▶ [Exercise task]:
From the entries below, extract every line that includes the word "settings".

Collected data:
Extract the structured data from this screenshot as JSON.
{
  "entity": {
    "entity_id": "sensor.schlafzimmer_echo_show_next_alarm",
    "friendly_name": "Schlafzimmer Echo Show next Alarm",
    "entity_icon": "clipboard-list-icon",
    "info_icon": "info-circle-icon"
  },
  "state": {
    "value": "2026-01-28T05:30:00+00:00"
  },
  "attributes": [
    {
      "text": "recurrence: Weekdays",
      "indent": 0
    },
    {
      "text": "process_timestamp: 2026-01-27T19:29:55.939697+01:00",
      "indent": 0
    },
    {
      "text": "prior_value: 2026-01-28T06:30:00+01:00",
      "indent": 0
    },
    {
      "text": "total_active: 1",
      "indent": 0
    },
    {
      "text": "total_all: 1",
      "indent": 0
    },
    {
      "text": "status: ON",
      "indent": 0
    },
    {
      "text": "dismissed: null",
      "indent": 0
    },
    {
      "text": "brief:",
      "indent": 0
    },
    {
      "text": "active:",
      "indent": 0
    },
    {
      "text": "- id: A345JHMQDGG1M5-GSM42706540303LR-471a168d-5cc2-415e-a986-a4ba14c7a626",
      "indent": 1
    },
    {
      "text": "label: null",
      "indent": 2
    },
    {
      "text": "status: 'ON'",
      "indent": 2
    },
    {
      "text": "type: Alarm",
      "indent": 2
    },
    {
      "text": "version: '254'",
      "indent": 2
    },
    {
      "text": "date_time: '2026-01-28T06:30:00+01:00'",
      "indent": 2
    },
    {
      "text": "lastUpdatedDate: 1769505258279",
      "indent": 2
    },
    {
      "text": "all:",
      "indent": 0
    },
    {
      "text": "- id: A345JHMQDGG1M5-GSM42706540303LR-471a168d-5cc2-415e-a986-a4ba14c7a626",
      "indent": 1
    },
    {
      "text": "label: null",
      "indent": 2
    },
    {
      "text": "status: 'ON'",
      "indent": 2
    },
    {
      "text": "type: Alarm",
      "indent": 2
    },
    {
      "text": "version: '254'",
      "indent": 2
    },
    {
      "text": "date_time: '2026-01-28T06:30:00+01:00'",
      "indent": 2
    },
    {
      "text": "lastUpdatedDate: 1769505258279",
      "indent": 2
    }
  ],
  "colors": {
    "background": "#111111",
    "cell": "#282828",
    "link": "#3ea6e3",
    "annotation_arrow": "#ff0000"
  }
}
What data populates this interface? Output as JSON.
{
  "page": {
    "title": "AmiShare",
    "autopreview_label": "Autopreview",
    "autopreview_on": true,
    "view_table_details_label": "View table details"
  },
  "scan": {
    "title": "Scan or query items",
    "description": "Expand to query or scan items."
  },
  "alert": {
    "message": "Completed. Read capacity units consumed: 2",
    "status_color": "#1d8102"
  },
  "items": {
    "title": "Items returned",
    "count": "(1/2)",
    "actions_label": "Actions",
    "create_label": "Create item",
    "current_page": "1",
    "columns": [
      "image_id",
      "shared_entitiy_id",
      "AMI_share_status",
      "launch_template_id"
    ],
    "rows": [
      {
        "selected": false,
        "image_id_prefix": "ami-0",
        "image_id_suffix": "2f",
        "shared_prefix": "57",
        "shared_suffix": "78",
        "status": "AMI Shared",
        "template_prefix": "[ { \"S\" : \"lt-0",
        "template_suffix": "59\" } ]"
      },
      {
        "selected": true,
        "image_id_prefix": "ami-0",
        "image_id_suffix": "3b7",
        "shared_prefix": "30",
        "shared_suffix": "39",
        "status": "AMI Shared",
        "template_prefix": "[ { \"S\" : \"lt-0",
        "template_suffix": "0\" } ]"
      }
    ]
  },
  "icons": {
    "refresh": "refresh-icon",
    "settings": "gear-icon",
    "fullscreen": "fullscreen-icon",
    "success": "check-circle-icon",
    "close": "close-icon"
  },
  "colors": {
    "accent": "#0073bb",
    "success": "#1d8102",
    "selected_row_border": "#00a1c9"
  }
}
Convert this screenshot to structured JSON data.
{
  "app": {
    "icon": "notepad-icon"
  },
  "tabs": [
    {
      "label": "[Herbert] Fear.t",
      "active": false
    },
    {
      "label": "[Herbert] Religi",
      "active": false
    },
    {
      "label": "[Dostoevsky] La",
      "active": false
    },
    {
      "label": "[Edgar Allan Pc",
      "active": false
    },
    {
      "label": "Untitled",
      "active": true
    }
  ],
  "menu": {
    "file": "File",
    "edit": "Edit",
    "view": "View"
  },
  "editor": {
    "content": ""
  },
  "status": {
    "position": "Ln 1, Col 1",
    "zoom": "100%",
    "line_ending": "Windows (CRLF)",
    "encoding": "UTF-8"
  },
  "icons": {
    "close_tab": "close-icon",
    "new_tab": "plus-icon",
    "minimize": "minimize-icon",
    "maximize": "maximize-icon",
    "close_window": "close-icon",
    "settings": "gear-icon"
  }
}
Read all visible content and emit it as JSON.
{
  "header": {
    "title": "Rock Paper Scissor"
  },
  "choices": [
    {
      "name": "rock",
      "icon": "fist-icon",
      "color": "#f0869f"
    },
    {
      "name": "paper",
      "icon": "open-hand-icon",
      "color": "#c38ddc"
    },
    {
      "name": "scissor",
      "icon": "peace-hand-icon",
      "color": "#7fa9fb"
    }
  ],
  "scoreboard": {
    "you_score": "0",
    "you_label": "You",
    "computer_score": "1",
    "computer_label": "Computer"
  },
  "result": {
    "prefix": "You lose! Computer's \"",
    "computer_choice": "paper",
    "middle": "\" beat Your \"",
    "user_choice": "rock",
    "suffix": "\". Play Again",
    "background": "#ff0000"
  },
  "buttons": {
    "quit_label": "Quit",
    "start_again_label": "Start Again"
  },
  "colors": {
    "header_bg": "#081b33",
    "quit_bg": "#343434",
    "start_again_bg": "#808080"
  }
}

▶ [The solution]:
    "settings": "gear-icon",
    "settings": "gear-icon"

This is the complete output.